- Problem -
Make an exact copy of all the entries below, with the pictures left out.

- Records supplied -
* start *
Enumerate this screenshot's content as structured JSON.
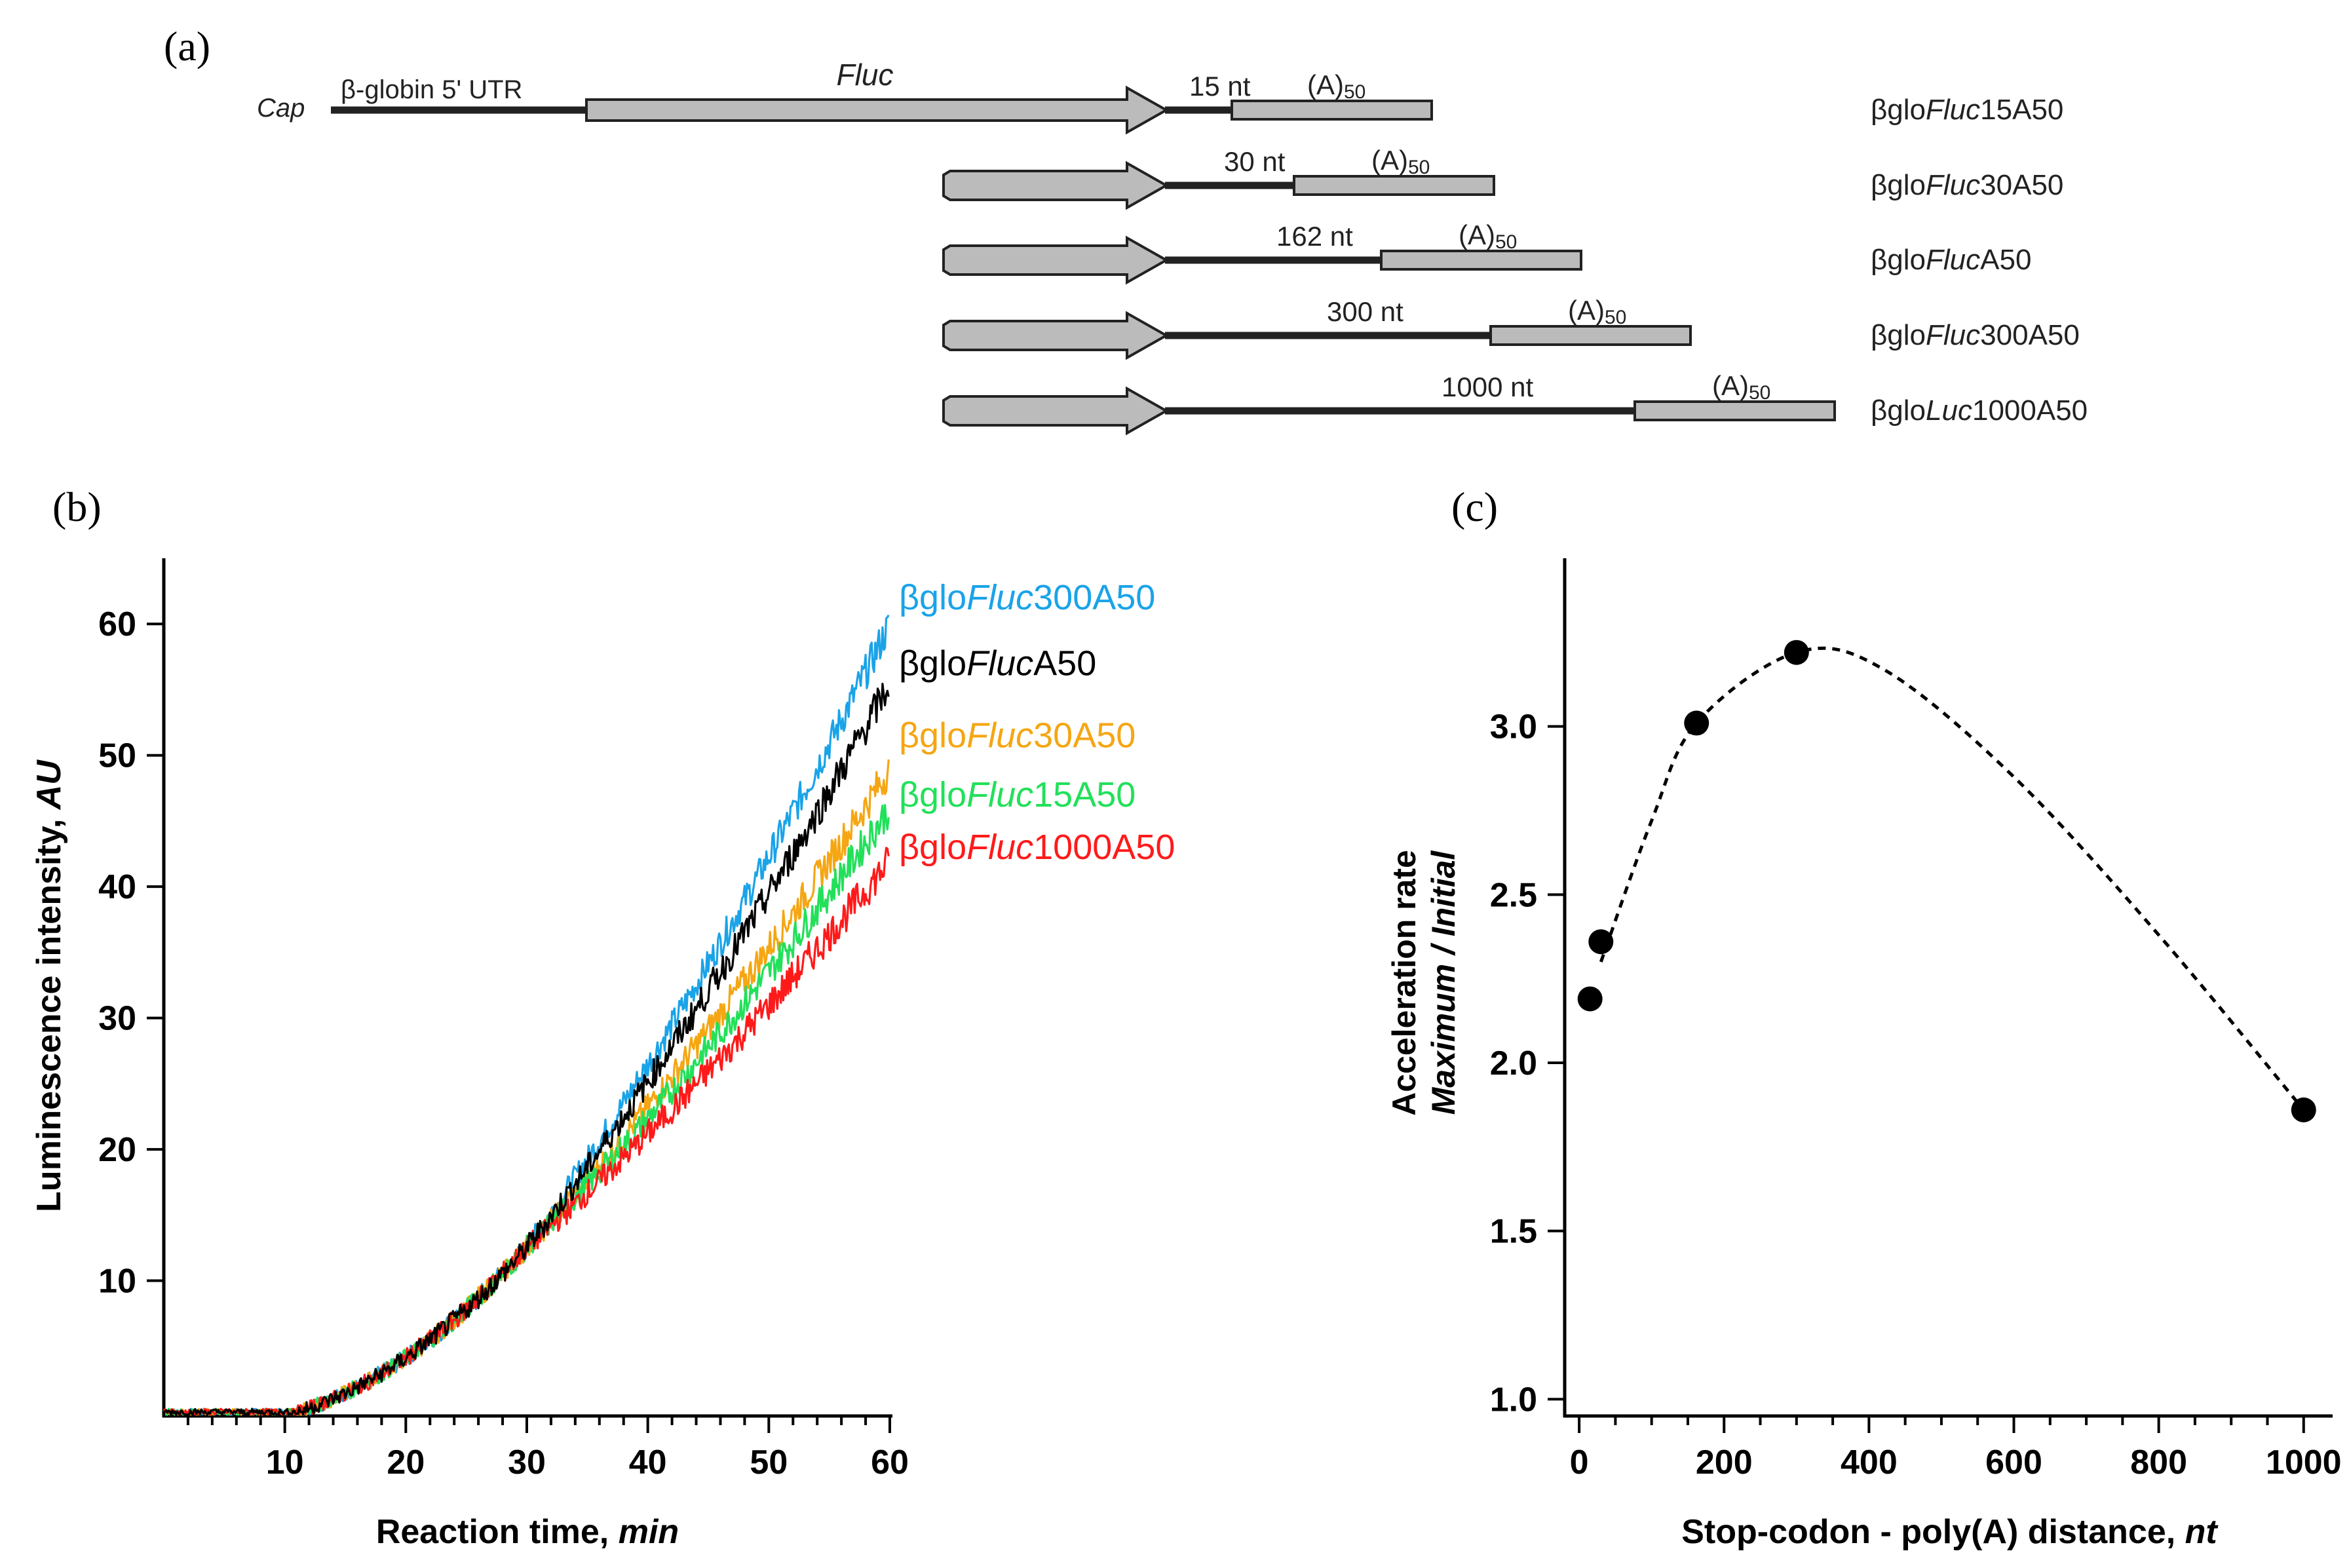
{
  "panels": {
    "a": {
      "label": "(a)"
    },
    "b": {
      "label": "(b)"
    },
    "c": {
      "label": "(c)"
    }
  },
  "constructs": {
    "cap": "Cap",
    "utr": "β-globin 5' UTR",
    "orf": "Fluc",
    "polyA_main": "(A)",
    "polyA_sub": "50",
    "rows": [
      {
        "id": "15",
        "distance": "15 nt",
        "name_pre": "βglo",
        "name_it": "Fluc",
        "name_post": "15A50",
        "nt": 15
      },
      {
        "id": "30",
        "distance": "30 nt",
        "name_pre": "βglo",
        "name_it": "Fluc",
        "name_post": "30A50",
        "nt": 30
      },
      {
        "id": "162",
        "distance": "162 nt",
        "name_pre": "βglo",
        "name_it": "Fluc",
        "name_post": "A50",
        "nt": 162
      },
      {
        "id": "300",
        "distance": "300 nt",
        "name_pre": "βglo",
        "name_it": "Fluc",
        "name_post": "300A50",
        "nt": 300
      },
      {
        "id": "1000",
        "distance": "1000 nt",
        "name_pre": "βglo",
        "name_it": "Luc",
        "name_post": "1000A50",
        "nt": 1000
      }
    ]
  },
  "chart_data": [
    {
      "type": "line",
      "xlabel_main": "Reaction time, ",
      "xlabel_unit": "min",
      "ylabel_main": "Luminescence intensity, ",
      "ylabel_unit": "AU",
      "xlim": [
        0,
        60
      ],
      "ylim": [
        -0.3,
        65
      ],
      "xticks": [
        10,
        20,
        30,
        40,
        50,
        60
      ],
      "yticks": [
        10,
        20,
        30,
        40,
        50,
        60
      ],
      "lag_min": 11,
      "series": [
        {
          "name_pre": "βglo",
          "name_it": "Fluc",
          "name_post": "300A50",
          "color": "#1aa3e8",
          "end_value": 60,
          "label_value": 62
        },
        {
          "name_pre": "βglo",
          "name_it": "Fluc",
          "name_post": "A50",
          "color": "#000000",
          "end_value": 55.5,
          "label_value": 57
        },
        {
          "name_pre": "βglo",
          "name_it": "Fluc",
          "name_post": "30A50",
          "color": "#f5a612",
          "end_value": 49,
          "label_value": 51.5
        },
        {
          "name_pre": "βglo",
          "name_it": "Fluc",
          "name_post": "15A50",
          "color": "#22e05a",
          "end_value": 46,
          "label_value": 47
        },
        {
          "name_pre": "βglo",
          "name_it": "Fluc",
          "name_post": "1000A50",
          "color": "#ff1a1a",
          "end_value": 42,
          "label_value": 43
        }
      ]
    },
    {
      "type": "scatter",
      "xlabel_main": "Stop-codon - poly(A) distance, ",
      "xlabel_unit": "nt",
      "ylabel_line1": "Acceleration rate",
      "ylabel_line2": "Maximum / Initial",
      "xlim": [
        -20,
        1040
      ],
      "ylim": [
        0.95,
        3.5
      ],
      "xticks": [
        0,
        200,
        400,
        600,
        800,
        1000
      ],
      "yticks": [
        1.0,
        1.5,
        2.0,
        2.5,
        3.0
      ],
      "ytick_labels": [
        "1.0",
        "1.5",
        "2.0",
        "2.5",
        "3.0"
      ],
      "x": [
        15,
        30,
        162,
        300,
        1000
      ],
      "y": [
        2.19,
        2.36,
        3.01,
        3.22,
        1.86
      ],
      "fit": "dashed smooth curve through points"
    }
  ]
}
* end *
- Correct answer -
Enumerate this screenshot's content as structured JSON.
{
  "panels": {
    "a": {
      "label": "(a)"
    },
    "b": {
      "label": "(b)"
    },
    "c": {
      "label": "(c)"
    }
  },
  "constructs": {
    "cap": "Cap",
    "utr": "β-globin 5' UTR",
    "orf": "Fluc",
    "polyA_main": "(A)",
    "polyA_sub": "50",
    "rows": [
      {
        "id": "15",
        "distance": "15 nt",
        "name_pre": "βglo",
        "name_it": "Fluc",
        "name_post": "15A50",
        "nt": 15
      },
      {
        "id": "30",
        "distance": "30 nt",
        "name_pre": "βglo",
        "name_it": "Fluc",
        "name_post": "30A50",
        "nt": 30
      },
      {
        "id": "162",
        "distance": "162 nt",
        "name_pre": "βglo",
        "name_it": "Fluc",
        "name_post": "A50",
        "nt": 162
      },
      {
        "id": "300",
        "distance": "300 nt",
        "name_pre": "βglo",
        "name_it": "Fluc",
        "name_post": "300A50",
        "nt": 300
      },
      {
        "id": "1000",
        "distance": "1000 nt",
        "name_pre": "βglo",
        "name_it": "Luc",
        "name_post": "1000A50",
        "nt": 1000
      }
    ]
  },
  "chart_data": [
    {
      "type": "line",
      "xlabel_main": "Reaction time, ",
      "xlabel_unit": "min",
      "ylabel_main": "Luminescence intensity, ",
      "ylabel_unit": "AU",
      "xlim": [
        0,
        60
      ],
      "ylim": [
        -0.3,
        65
      ],
      "xticks": [
        10,
        20,
        30,
        40,
        50,
        60
      ],
      "yticks": [
        10,
        20,
        30,
        40,
        50,
        60
      ],
      "lag_min": 11,
      "series": [
        {
          "name_pre": "βglo",
          "name_it": "Fluc",
          "name_post": "300A50",
          "color": "#1aa3e8",
          "end_value": 60,
          "label_value": 62
        },
        {
          "name_pre": "βglo",
          "name_it": "Fluc",
          "name_post": "A50",
          "color": "#000000",
          "end_value": 55.5,
          "label_value": 57
        },
        {
          "name_pre": "βglo",
          "name_it": "Fluc",
          "name_post": "30A50",
          "color": "#f5a612",
          "end_value": 49,
          "label_value": 51.5
        },
        {
          "name_pre": "βglo",
          "name_it": "Fluc",
          "name_post": "15A50",
          "color": "#22e05a",
          "end_value": 46,
          "label_value": 47
        },
        {
          "name_pre": "βglo",
          "name_it": "Fluc",
          "name_post": "1000A50",
          "color": "#ff1a1a",
          "end_value": 42,
          "label_value": 43
        }
      ]
    },
    {
      "type": "scatter",
      "xlabel_main": "Stop-codon - poly(A) distance, ",
      "xlabel_unit": "nt",
      "ylabel_line1": "Acceleration rate",
      "ylabel_line2": "Maximum / Initial",
      "xlim": [
        -20,
        1040
      ],
      "ylim": [
        0.95,
        3.5
      ],
      "xticks": [
        0,
        200,
        400,
        600,
        800,
        1000
      ],
      "yticks": [
        1.0,
        1.5,
        2.0,
        2.5,
        3.0
      ],
      "ytick_labels": [
        "1.0",
        "1.5",
        "2.0",
        "2.5",
        "3.0"
      ],
      "x": [
        15,
        30,
        162,
        300,
        1000
      ],
      "y": [
        2.19,
        2.36,
        3.01,
        3.22,
        1.86
      ],
      "fit": "dashed smooth curve through points"
    }
  ]
}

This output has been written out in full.